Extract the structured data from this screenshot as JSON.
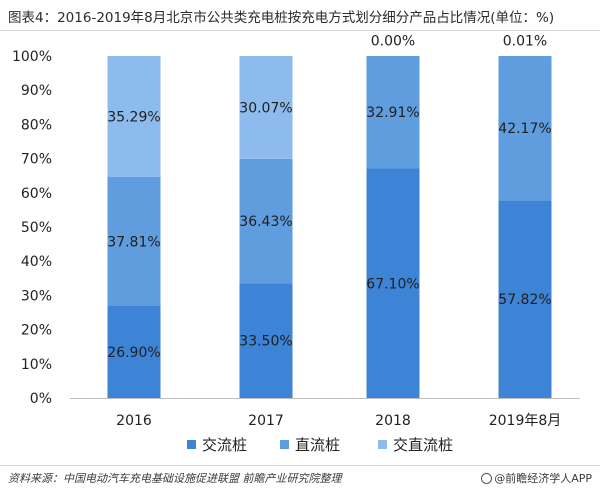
{
  "title": "图表4：2016-2019年8月北京市公共类充电桩按充电方式划分细分产品占比情况(单位：%)",
  "footer": {
    "source": "资料来源：中国电动汽车充电基础设施促进联盟 前瞻产业研究院整理",
    "brand": "@前瞻经济学人APP"
  },
  "colors": {
    "ac": "#3d84d6",
    "dc": "#5f9ddf",
    "acdc": "#8ebbed",
    "axis_text": "#222222",
    "grid": "#d9d9d9"
  },
  "chart_data": {
    "type": "bar",
    "stacked": true,
    "categories": [
      "2016",
      "2017",
      "2018",
      "2019年8月"
    ],
    "series": [
      {
        "name": "交流桩",
        "values": [
          26.9,
          33.5,
          67.1,
          57.82
        ],
        "labels": [
          "26.90%",
          "33.50%",
          "67.10%",
          "57.82%"
        ]
      },
      {
        "name": "直流桩",
        "values": [
          37.81,
          36.43,
          32.91,
          42.17
        ],
        "labels": [
          "37.81%",
          "36.43%",
          "32.91%",
          "42.17%"
        ]
      },
      {
        "name": "交直流桩",
        "values": [
          35.29,
          30.07,
          0.0,
          0.01
        ],
        "labels": [
          "35.29%",
          "30.07%",
          "0.00%",
          "0.01%"
        ]
      }
    ],
    "yticks": [
      "0%",
      "10%",
      "20%",
      "30%",
      "40%",
      "50%",
      "60%",
      "70%",
      "80%",
      "90%",
      "100%"
    ],
    "ylim": [
      0,
      100
    ],
    "legend_position": "bottom",
    "grid": false
  }
}
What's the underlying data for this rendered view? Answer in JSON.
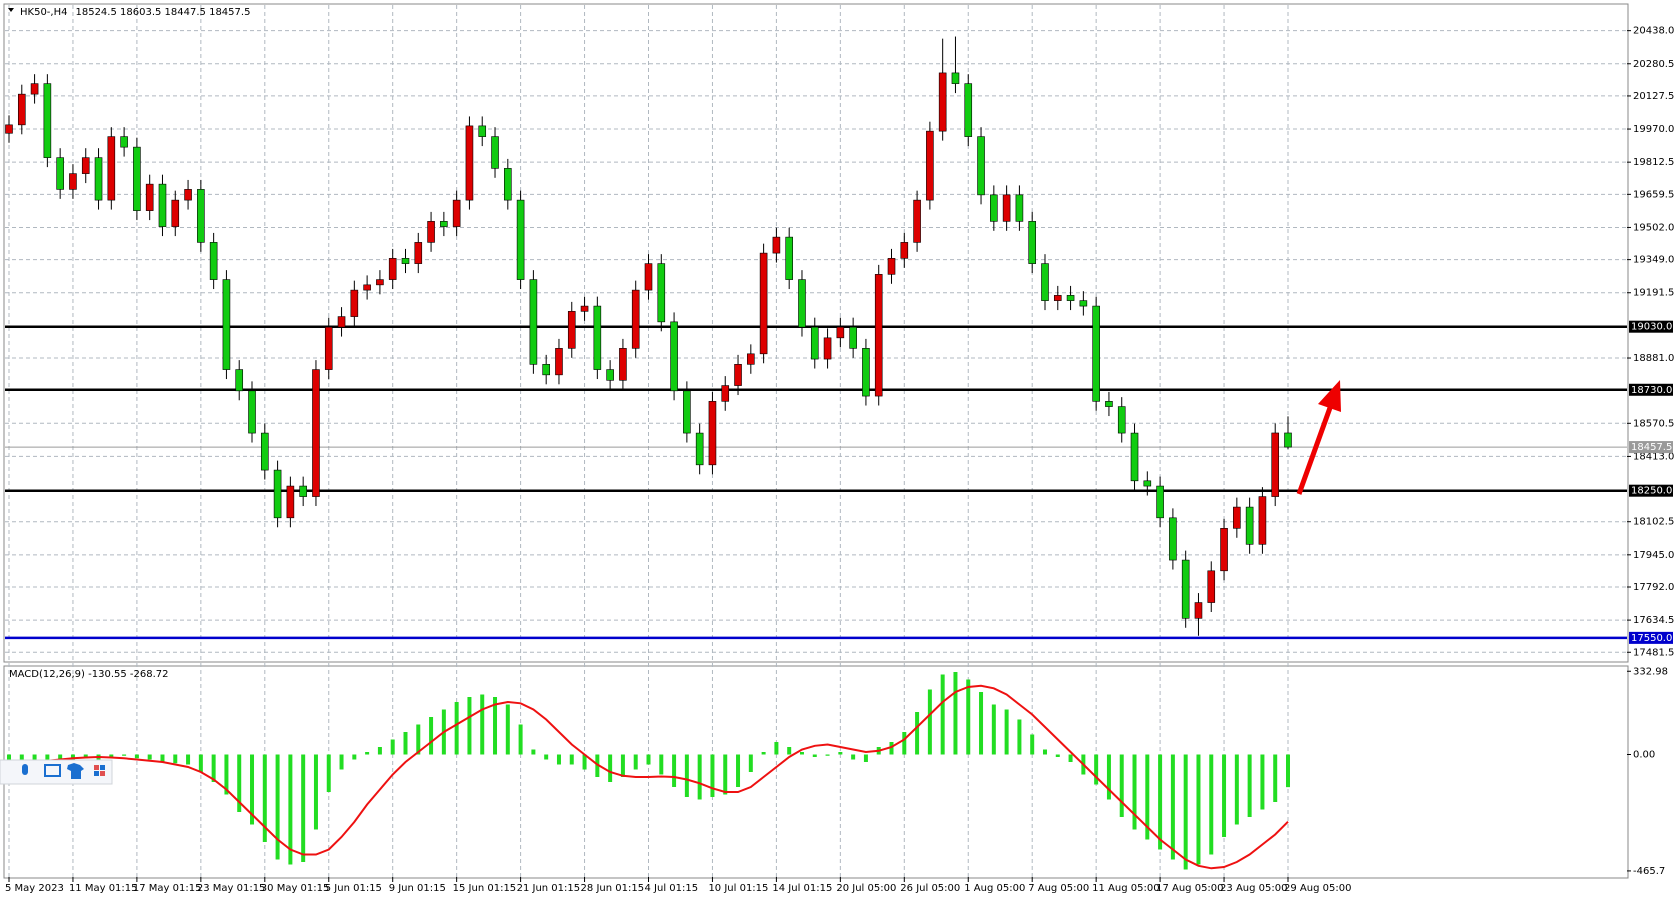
{
  "chart_data": [
    {
      "type": "candlestick",
      "title": "HK50-,H4",
      "header_values": "18524.5 18603.5 18447.5 18457.5",
      "up_color": "#dd0000",
      "down_color": "#11cc11",
      "ylim": [
        17440,
        20560
      ],
      "yticks": [
        {
          "value": 20438,
          "label": "20438.0"
        },
        {
          "value": 20280.5,
          "label": "20280.5"
        },
        {
          "value": 20127.5,
          "label": "20127.5"
        },
        {
          "value": 19970,
          "label": "19970.0"
        },
        {
          "value": 19812.5,
          "label": "19812.5"
        },
        {
          "value": 19659.5,
          "label": "19659.5"
        },
        {
          "value": 19502,
          "label": "19502.0"
        },
        {
          "value": 19349,
          "label": "19349.0"
        },
        {
          "value": 19191.5,
          "label": "19191.5"
        },
        {
          "value": 18881,
          "label": "18881.0"
        },
        {
          "value": 18570.5,
          "label": "18570.5"
        },
        {
          "value": 18413,
          "label": "18413.0"
        },
        {
          "value": 18102.5,
          "label": "18102.5"
        },
        {
          "value": 17945,
          "label": "17945.0"
        },
        {
          "value": 17792,
          "label": "17792.0"
        },
        {
          "value": 17634.5,
          "label": "17634.5"
        },
        {
          "value": 17481.5,
          "label": "17481.5"
        }
      ],
      "levels": [
        {
          "value": 19030,
          "label": "19030.0",
          "color": "#000000"
        },
        {
          "value": 18730,
          "label": "18730.0",
          "color": "#000000"
        },
        {
          "value": 18457.5,
          "label": "18457.5",
          "color": "#9a9a9a"
        },
        {
          "value": 18250,
          "label": "18250.0",
          "color": "#000000"
        },
        {
          "value": 17550,
          "label": "17550.0",
          "color": "#0000cc"
        }
      ],
      "x_labels": [
        "5 May 2023",
        "11 May 01:15",
        "17 May 01:15",
        "23 May 01:15",
        "30 May 01:15",
        "5 Jun 01:15",
        "9 Jun 01:15",
        "15 Jun 01:15",
        "21 Jun 01:15",
        "28 Jun 01:15",
        "4 Jul 01:15",
        "10 Jul 01:15",
        "14 Jul 01:15",
        "20 Jul 05:00",
        "26 Jul 05:00",
        "1 Aug 05:00",
        "7 Aug 05:00",
        "11 Aug 05:00",
        "17 Aug 05:00",
        "23 Aug 05:00",
        "29 Aug 05:00"
      ],
      "open": [
        19950,
        19990,
        20136,
        20186,
        19834,
        19683,
        19758,
        19834,
        19632,
        19934,
        19884,
        19582,
        19708,
        19506,
        19632,
        19683,
        19431,
        19254,
        18826,
        18725,
        18524,
        18348,
        18121,
        18272,
        18222,
        18826,
        19028,
        19078,
        19204,
        19229,
        19254,
        19355,
        19330,
        19431,
        19531,
        19506,
        19632,
        19985,
        19934,
        19783,
        19632,
        19254,
        18851,
        18801,
        18927,
        19103,
        19128,
        18826,
        18775,
        18927,
        19204,
        19330,
        19053,
        18725,
        18524,
        18373,
        18675,
        18750,
        18851,
        18901,
        19380,
        19456,
        19254,
        19028,
        18876,
        18977,
        19028,
        18927,
        18700,
        19279,
        19355,
        19431,
        19632,
        19960,
        20237,
        20186,
        19934,
        19657,
        19531,
        19657,
        19531,
        19330,
        19154,
        19179,
        19154,
        19128,
        18675,
        18650,
        18524,
        18297,
        18272,
        18121,
        17920,
        17643,
        17718,
        17869,
        18071,
        18172,
        17995,
        18222,
        18524.5
      ],
      "high": [
        20035,
        20181,
        20231,
        20231,
        19879,
        19803,
        19879,
        19879,
        19979,
        19979,
        19929,
        19753,
        19753,
        19677,
        19728,
        19728,
        19476,
        19299,
        18871,
        18770,
        18569,
        18393,
        18317,
        18317,
        18871,
        19073,
        19123,
        19249,
        19274,
        19299,
        19400,
        19400,
        19476,
        19576,
        19576,
        19677,
        20030,
        20030,
        19979,
        19828,
        19677,
        19299,
        18896,
        18972,
        19148,
        19173,
        19173,
        18871,
        18972,
        19249,
        19375,
        19375,
        19098,
        18770,
        18569,
        18720,
        18795,
        18896,
        18946,
        19425,
        19501,
        19501,
        19299,
        19073,
        19022,
        19073,
        19073,
        18972,
        19324,
        19400,
        19476,
        19677,
        20005,
        20400,
        20410,
        20231,
        19979,
        19702,
        19702,
        19702,
        19576,
        19375,
        19224,
        19224,
        19199,
        19173,
        18720,
        18695,
        18569,
        18342,
        18317,
        18166,
        17965,
        17763,
        17914,
        18116,
        18217,
        18217,
        18267,
        18569.5,
        18603.5
      ],
      "low": [
        19905,
        19945,
        20091,
        19789,
        19638,
        19638,
        19713,
        19587,
        19587,
        19839,
        19537,
        19537,
        19461,
        19461,
        19587,
        19386,
        19209,
        18781,
        18680,
        18479,
        18303,
        18076,
        18076,
        18177,
        18177,
        18781,
        18983,
        19033,
        19159,
        19184,
        19209,
        19285,
        19285,
        19386,
        19461,
        19461,
        19587,
        19889,
        19738,
        19587,
        19209,
        18806,
        18756,
        18756,
        18882,
        19058,
        18781,
        18730,
        18730,
        18882,
        19159,
        19008,
        18680,
        18479,
        18328,
        18328,
        18630,
        18705,
        18806,
        18856,
        19335,
        19209,
        18983,
        18831,
        18831,
        18932,
        18882,
        18655,
        18655,
        19234,
        19310,
        19386,
        19587,
        19915,
        20141,
        19889,
        19612,
        19486,
        19486,
        19486,
        19285,
        19109,
        19109,
        19109,
        19083,
        18630,
        18605,
        18479,
        18252,
        18227,
        18076,
        17875,
        17598,
        17560,
        17673,
        17824,
        18026,
        17950,
        17950,
        18177,
        18447.5
      ],
      "close": [
        19990,
        20136,
        20186,
        19834,
        19683,
        19758,
        19834,
        19632,
        19934,
        19884,
        19582,
        19708,
        19506,
        19632,
        19683,
        19431,
        19254,
        18826,
        18725,
        18524,
        18348,
        18121,
        18272,
        18222,
        18826,
        19028,
        19078,
        19204,
        19229,
        19254,
        19355,
        19330,
        19431,
        19531,
        19506,
        19632,
        19985,
        19934,
        19783,
        19632,
        19254,
        18851,
        18801,
        18927,
        19103,
        19128,
        18826,
        18775,
        18927,
        19204,
        19330,
        19053,
        18725,
        18524,
        18373,
        18675,
        18750,
        18851,
        18901,
        19380,
        19456,
        19254,
        19028,
        18876,
        18977,
        19028,
        18927,
        18700,
        19279,
        19355,
        19431,
        19632,
        19960,
        20237,
        20186,
        19934,
        19657,
        19531,
        19657,
        19531,
        19330,
        19154,
        19179,
        19154,
        19128,
        18675,
        18650,
        18524,
        18297,
        18272,
        18121,
        17920,
        17643,
        17718,
        17869,
        18071,
        18172,
        17995,
        18222,
        18524.5,
        18457.5
      ]
    },
    {
      "type": "macd",
      "title": "MACD(12,26,9) -130.55 -268.72",
      "ylim": [
        -490,
        350
      ],
      "yticks": [
        332.98,
        {
          "value": 0,
          "label": "0.00"
        },
        -465.7
      ],
      "series": [
        {
          "name": "histogram",
          "color": "#22dd22",
          "values": [
            -30,
            -25,
            -20,
            -30,
            -35,
            -20,
            -15,
            -25,
            -10,
            -5,
            -15,
            -20,
            -30,
            -35,
            -40,
            -70,
            -110,
            -160,
            -230,
            -280,
            -350,
            -420,
            -440,
            -430,
            -300,
            -150,
            -60,
            -20,
            10,
            30,
            60,
            90,
            120,
            150,
            180,
            210,
            230,
            240,
            230,
            200,
            120,
            20,
            -20,
            -40,
            -40,
            -60,
            -90,
            -110,
            -90,
            -60,
            -40,
            -80,
            -130,
            -170,
            -180,
            -170,
            -160,
            -130,
            -70,
            10,
            50,
            30,
            10,
            -10,
            -5,
            10,
            -20,
            -30,
            30,
            50,
            90,
            170,
            260,
            320,
            330,
            300,
            250,
            200,
            180,
            140,
            80,
            20,
            -10,
            -30,
            -80,
            -120,
            -180,
            -250,
            -300,
            -340,
            -380,
            -420,
            -460,
            -440,
            -400,
            -330,
            -280,
            -250,
            -220,
            -190,
            -130.55
          ]
        },
        {
          "name": "signal",
          "color": "#ee1111",
          "values": [
            -50,
            -40,
            -30,
            -25,
            -20,
            -15,
            -12,
            -10,
            -12,
            -15,
            -20,
            -25,
            -30,
            -40,
            -50,
            -70,
            -100,
            -140,
            -190,
            -240,
            -290,
            -340,
            -380,
            -400,
            -400,
            -380,
            -330,
            -270,
            -200,
            -140,
            -80,
            -30,
            10,
            50,
            90,
            120,
            150,
            180,
            200,
            210,
            205,
            180,
            140,
            90,
            40,
            0,
            -40,
            -70,
            -85,
            -90,
            -90,
            -88,
            -90,
            -100,
            -115,
            -135,
            -150,
            -150,
            -130,
            -90,
            -50,
            -10,
            20,
            35,
            40,
            30,
            20,
            10,
            15,
            30,
            60,
            110,
            160,
            210,
            250,
            270,
            275,
            265,
            240,
            200,
            160,
            110,
            60,
            10,
            -40,
            -90,
            -140,
            -190,
            -240,
            -290,
            -340,
            -380,
            -420,
            -445,
            -455,
            -450,
            -430,
            -400,
            -360,
            -320,
            -268.72
          ]
        }
      ]
    }
  ]
}
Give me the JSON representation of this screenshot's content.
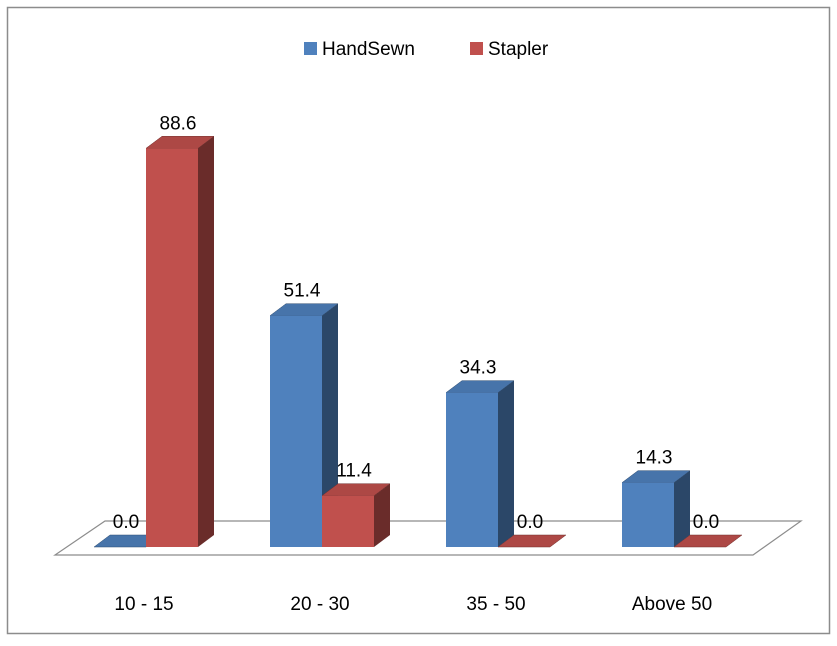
{
  "chart_data": {
    "type": "bar",
    "categories": [
      "10 - 15",
      "20 - 30",
      "35 - 50",
      "Above 50"
    ],
    "series": [
      {
        "name": "HandSewn",
        "color": "#4F81BD",
        "values": [
          0.0,
          51.4,
          34.3,
          14.3
        ]
      },
      {
        "name": "Stapler",
        "color": "#C0504D",
        "values": [
          88.6,
          11.4,
          0.0,
          0.0
        ]
      }
    ],
    "value_labels": [
      [
        "0.0",
        "51.4",
        "34.3",
        "14.3"
      ],
      [
        "88.6",
        "11.4",
        "0.0",
        "0.0"
      ]
    ],
    "title": "",
    "xlabel": "",
    "ylabel": "",
    "ylim": [
      0,
      100
    ],
    "grid": false,
    "legend": "top-center",
    "style": "3d-clustered-column"
  }
}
# # #
> WRITTEN REQUEST
Identify the lines of the entries containing the string "this". Copy each such line.

> WRITTEN RESPONSE
Extract the structured data from this screenshot as JSON.
What's the underlying data for this rendered view? Answer in JSON.
Give me the JSON representation of this screenshot's content.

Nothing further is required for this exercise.